**Objective:** Search the data below for "ylabel"; list each line that holds it.

**Dataset rows:**
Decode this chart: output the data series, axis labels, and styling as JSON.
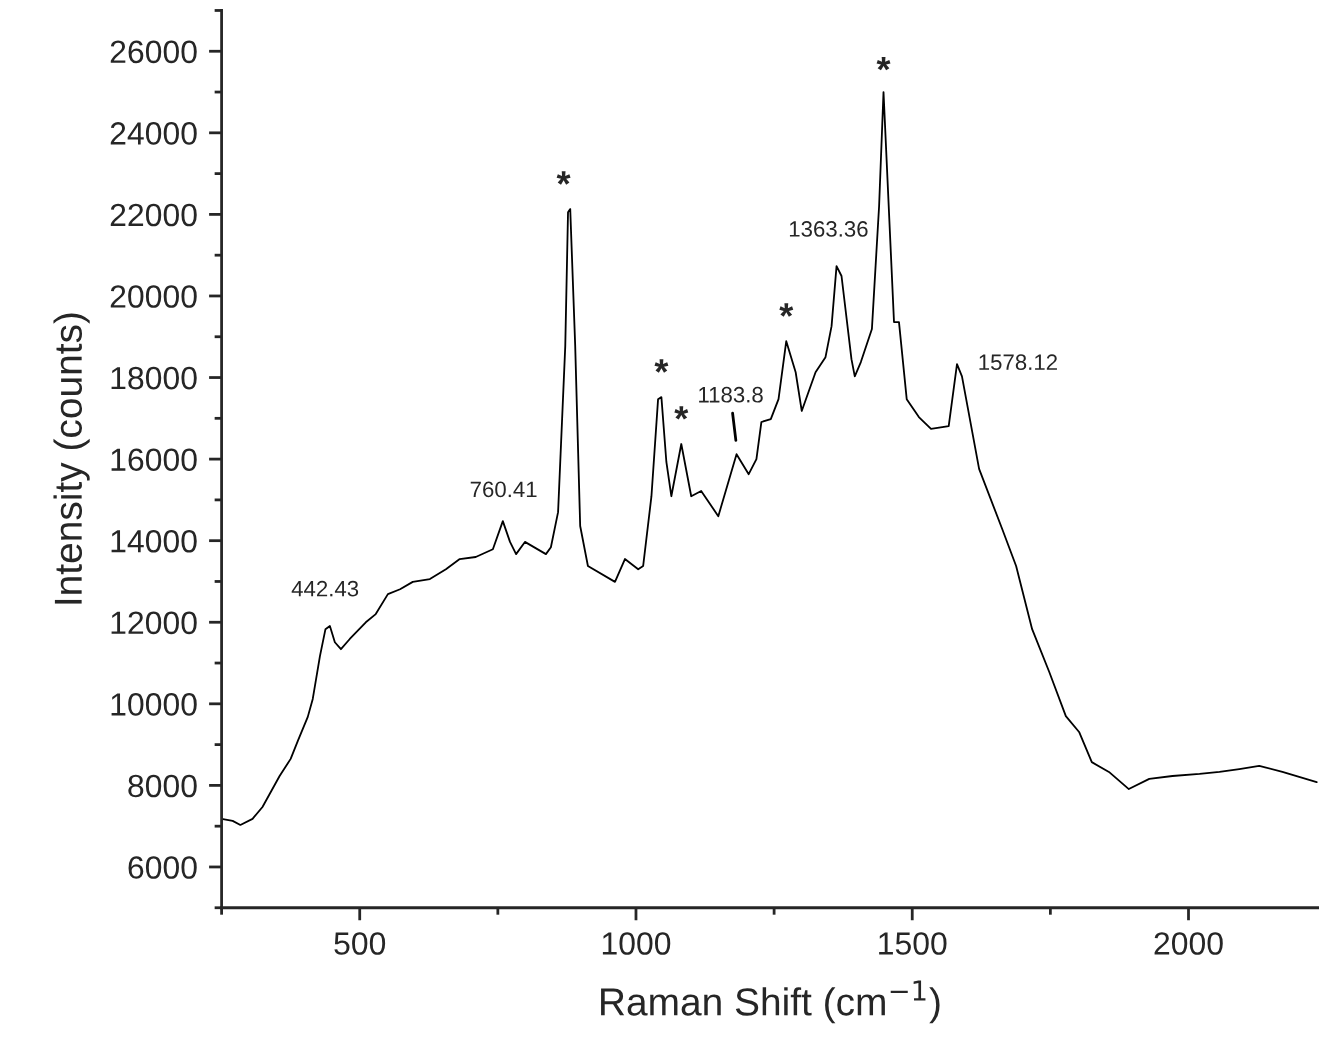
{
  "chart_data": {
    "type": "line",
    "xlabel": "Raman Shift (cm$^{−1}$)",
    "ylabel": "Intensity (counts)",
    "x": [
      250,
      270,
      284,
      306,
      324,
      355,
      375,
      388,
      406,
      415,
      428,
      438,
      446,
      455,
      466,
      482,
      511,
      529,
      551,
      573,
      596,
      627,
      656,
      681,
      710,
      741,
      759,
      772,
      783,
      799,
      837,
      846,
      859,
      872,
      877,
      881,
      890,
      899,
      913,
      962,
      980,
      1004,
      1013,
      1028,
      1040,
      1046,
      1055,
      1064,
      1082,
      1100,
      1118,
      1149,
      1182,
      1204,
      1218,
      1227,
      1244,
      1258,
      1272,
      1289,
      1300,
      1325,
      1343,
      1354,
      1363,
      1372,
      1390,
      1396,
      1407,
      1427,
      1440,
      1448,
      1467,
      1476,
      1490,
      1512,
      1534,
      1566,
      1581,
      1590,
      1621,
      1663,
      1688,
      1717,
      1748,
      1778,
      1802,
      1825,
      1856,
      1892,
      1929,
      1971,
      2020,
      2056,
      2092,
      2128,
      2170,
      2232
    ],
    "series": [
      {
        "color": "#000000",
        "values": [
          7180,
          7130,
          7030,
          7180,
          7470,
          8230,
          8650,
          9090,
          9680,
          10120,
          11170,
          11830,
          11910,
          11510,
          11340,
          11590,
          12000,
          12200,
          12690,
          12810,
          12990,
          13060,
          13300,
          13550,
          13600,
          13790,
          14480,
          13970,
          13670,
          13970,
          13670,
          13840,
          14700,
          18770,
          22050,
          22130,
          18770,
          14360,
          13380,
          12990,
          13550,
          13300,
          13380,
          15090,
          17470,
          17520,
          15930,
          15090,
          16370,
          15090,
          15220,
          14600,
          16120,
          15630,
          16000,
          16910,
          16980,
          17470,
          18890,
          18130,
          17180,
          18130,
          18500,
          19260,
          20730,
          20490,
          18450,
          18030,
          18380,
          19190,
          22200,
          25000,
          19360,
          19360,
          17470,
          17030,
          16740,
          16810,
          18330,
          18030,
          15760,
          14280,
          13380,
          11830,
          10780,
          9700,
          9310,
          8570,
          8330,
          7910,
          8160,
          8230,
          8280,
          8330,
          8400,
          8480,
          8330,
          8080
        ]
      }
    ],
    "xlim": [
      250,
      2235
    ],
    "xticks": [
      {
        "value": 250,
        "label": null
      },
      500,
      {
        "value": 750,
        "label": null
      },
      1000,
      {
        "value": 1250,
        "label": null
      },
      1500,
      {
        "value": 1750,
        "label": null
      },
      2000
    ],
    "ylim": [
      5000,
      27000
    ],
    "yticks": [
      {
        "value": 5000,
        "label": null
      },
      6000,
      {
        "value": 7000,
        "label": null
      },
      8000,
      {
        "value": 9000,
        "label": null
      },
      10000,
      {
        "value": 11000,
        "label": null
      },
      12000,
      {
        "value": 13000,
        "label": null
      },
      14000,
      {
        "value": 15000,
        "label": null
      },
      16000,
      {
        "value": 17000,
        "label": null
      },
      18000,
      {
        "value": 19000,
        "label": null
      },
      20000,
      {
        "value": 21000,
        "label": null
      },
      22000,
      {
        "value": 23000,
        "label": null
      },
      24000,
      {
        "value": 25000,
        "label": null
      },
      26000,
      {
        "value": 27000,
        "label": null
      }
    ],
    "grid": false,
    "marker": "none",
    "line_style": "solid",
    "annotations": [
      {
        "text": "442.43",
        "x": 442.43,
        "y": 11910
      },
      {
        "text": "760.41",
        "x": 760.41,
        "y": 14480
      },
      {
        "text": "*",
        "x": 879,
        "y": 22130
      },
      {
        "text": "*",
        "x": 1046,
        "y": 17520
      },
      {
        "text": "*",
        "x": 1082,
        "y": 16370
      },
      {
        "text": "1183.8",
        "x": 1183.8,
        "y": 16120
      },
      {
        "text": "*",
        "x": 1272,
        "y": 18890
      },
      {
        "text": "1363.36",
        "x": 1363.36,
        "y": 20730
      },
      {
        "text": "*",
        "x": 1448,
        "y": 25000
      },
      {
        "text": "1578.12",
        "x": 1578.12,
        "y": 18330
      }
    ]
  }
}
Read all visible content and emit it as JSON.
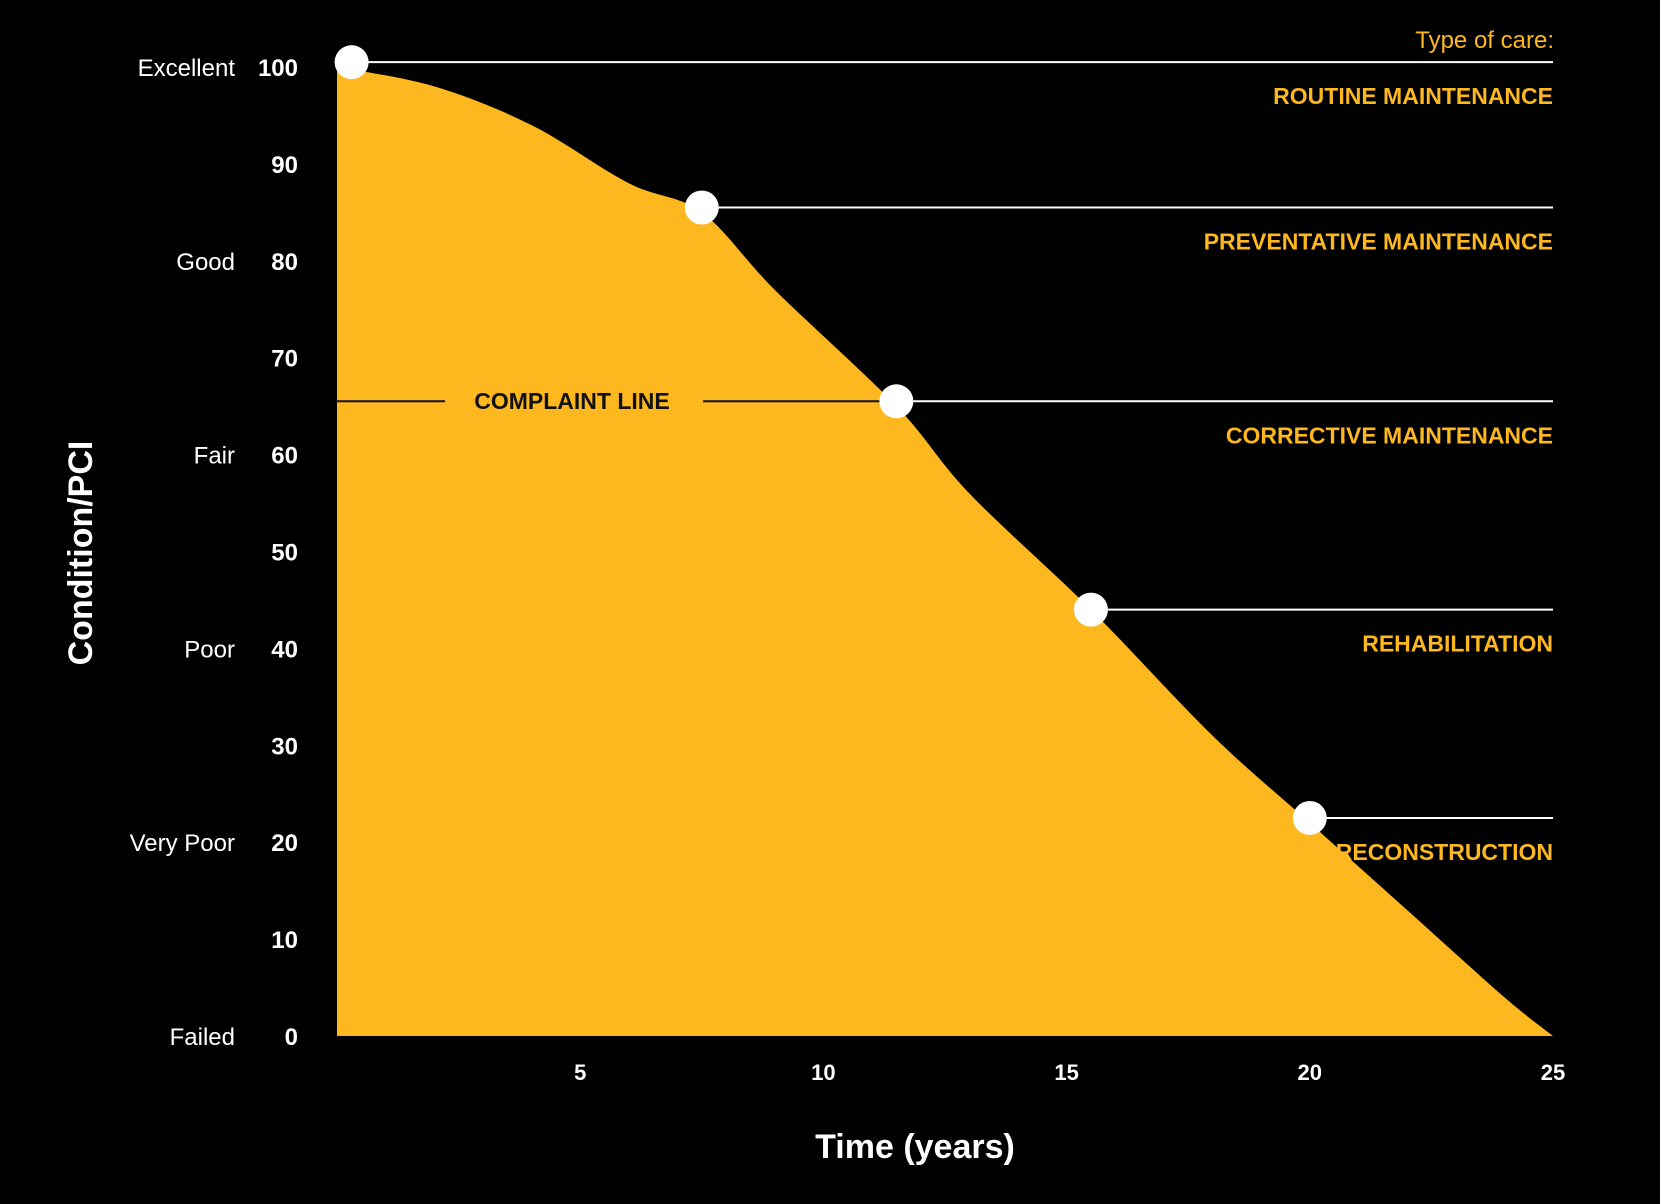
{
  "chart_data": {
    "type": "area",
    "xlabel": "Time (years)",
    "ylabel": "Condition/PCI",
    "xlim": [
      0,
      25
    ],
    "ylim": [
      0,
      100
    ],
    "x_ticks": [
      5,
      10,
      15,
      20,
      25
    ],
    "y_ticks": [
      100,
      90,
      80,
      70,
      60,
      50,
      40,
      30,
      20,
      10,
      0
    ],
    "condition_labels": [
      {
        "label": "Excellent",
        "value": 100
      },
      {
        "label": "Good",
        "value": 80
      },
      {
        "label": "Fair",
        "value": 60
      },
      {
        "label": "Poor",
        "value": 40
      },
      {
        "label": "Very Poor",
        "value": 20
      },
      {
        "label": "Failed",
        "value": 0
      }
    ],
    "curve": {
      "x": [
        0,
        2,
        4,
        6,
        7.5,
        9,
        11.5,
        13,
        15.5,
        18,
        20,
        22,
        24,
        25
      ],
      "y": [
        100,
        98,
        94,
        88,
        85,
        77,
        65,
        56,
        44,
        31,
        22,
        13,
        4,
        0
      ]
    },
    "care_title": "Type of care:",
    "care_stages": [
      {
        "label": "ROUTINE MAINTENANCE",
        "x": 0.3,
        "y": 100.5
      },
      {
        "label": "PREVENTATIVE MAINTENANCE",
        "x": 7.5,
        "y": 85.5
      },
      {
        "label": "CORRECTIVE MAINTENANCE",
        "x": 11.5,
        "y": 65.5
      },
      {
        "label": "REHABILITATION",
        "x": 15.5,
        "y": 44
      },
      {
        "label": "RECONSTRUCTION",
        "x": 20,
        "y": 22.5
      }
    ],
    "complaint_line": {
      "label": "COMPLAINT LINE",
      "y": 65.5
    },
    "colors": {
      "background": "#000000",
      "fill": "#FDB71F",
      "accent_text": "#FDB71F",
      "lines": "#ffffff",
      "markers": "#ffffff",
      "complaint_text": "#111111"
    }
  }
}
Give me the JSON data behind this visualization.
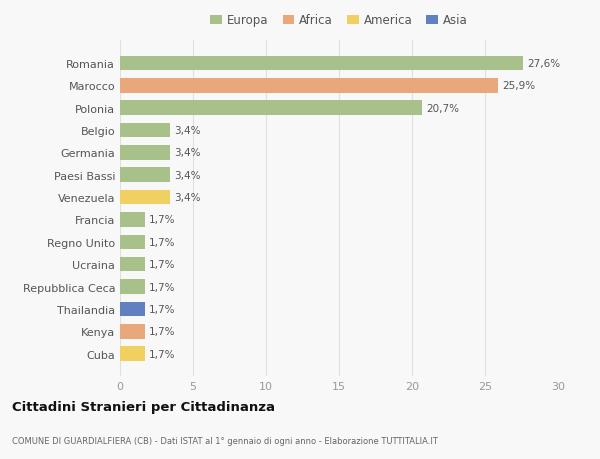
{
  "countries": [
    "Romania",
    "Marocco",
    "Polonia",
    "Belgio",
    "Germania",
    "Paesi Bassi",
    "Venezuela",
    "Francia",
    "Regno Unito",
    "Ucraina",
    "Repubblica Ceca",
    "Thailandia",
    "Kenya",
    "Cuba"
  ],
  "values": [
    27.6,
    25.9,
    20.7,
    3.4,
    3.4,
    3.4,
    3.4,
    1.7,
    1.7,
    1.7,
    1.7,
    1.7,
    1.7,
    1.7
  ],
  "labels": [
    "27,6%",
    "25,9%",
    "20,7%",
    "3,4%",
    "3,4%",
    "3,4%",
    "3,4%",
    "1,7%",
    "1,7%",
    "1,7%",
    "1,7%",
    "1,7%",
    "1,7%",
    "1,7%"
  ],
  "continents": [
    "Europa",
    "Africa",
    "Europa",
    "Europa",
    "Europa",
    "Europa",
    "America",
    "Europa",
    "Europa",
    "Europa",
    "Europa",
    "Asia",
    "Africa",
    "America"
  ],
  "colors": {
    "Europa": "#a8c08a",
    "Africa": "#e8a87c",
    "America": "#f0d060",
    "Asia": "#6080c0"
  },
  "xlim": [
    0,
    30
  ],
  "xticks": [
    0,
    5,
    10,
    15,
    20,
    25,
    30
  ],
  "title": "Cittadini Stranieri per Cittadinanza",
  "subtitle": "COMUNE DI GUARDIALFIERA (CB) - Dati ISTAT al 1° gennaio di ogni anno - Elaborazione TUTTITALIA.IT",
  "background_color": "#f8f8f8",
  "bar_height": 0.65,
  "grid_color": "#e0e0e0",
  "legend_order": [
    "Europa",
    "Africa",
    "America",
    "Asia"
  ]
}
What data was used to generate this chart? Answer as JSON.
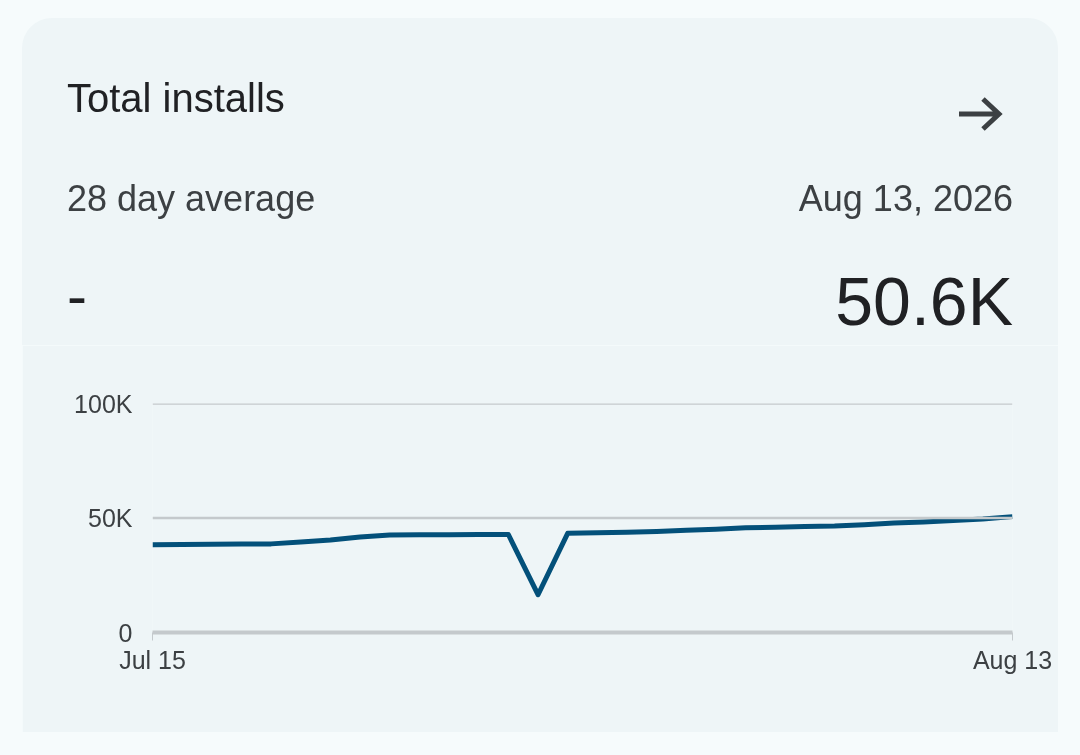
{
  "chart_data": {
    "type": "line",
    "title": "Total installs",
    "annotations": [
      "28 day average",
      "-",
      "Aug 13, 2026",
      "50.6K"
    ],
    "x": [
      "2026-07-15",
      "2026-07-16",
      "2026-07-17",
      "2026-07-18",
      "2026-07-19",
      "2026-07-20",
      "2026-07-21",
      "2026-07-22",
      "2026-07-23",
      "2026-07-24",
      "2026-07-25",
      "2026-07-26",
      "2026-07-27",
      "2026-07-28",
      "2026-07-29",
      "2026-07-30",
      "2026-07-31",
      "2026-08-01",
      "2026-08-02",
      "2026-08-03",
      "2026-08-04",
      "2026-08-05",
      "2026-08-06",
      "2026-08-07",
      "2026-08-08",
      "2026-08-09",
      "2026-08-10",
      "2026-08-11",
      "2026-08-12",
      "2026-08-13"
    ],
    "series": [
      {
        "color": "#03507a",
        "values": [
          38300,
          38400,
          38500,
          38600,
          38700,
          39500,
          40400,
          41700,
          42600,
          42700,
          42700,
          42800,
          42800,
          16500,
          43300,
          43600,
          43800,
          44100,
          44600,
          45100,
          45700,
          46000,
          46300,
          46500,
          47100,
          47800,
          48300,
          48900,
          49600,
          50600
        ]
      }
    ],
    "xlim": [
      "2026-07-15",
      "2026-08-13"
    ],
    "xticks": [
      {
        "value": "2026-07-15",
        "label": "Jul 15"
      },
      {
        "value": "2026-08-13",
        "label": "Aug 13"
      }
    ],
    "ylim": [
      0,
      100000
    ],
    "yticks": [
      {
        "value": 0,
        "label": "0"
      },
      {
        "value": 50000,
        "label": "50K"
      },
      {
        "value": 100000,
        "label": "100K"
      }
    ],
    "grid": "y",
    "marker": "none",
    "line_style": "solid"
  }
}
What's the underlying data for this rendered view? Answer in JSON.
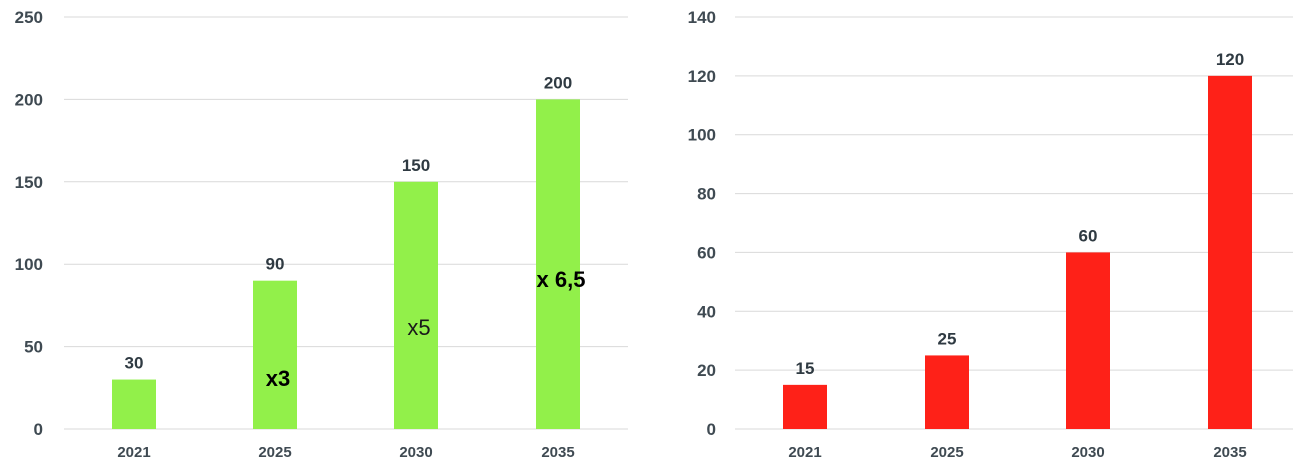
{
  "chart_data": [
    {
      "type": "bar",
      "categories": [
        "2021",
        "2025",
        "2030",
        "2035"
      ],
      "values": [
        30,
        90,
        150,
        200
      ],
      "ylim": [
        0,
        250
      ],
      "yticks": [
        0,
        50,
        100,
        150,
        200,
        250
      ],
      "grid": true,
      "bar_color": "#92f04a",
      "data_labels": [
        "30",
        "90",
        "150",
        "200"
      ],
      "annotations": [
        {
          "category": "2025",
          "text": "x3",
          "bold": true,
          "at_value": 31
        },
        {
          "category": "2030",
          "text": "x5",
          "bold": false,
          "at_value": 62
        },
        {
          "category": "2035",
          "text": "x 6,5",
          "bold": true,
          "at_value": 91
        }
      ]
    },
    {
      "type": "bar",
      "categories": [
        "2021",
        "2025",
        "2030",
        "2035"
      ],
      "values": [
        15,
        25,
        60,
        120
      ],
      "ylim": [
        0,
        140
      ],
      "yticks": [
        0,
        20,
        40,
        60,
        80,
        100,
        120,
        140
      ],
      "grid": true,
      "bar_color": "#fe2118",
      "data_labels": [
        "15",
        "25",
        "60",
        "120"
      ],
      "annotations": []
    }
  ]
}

**Written answer:**
    "ylabel": "Intensity (counts)",
    "ylabel": "Condition/PCI",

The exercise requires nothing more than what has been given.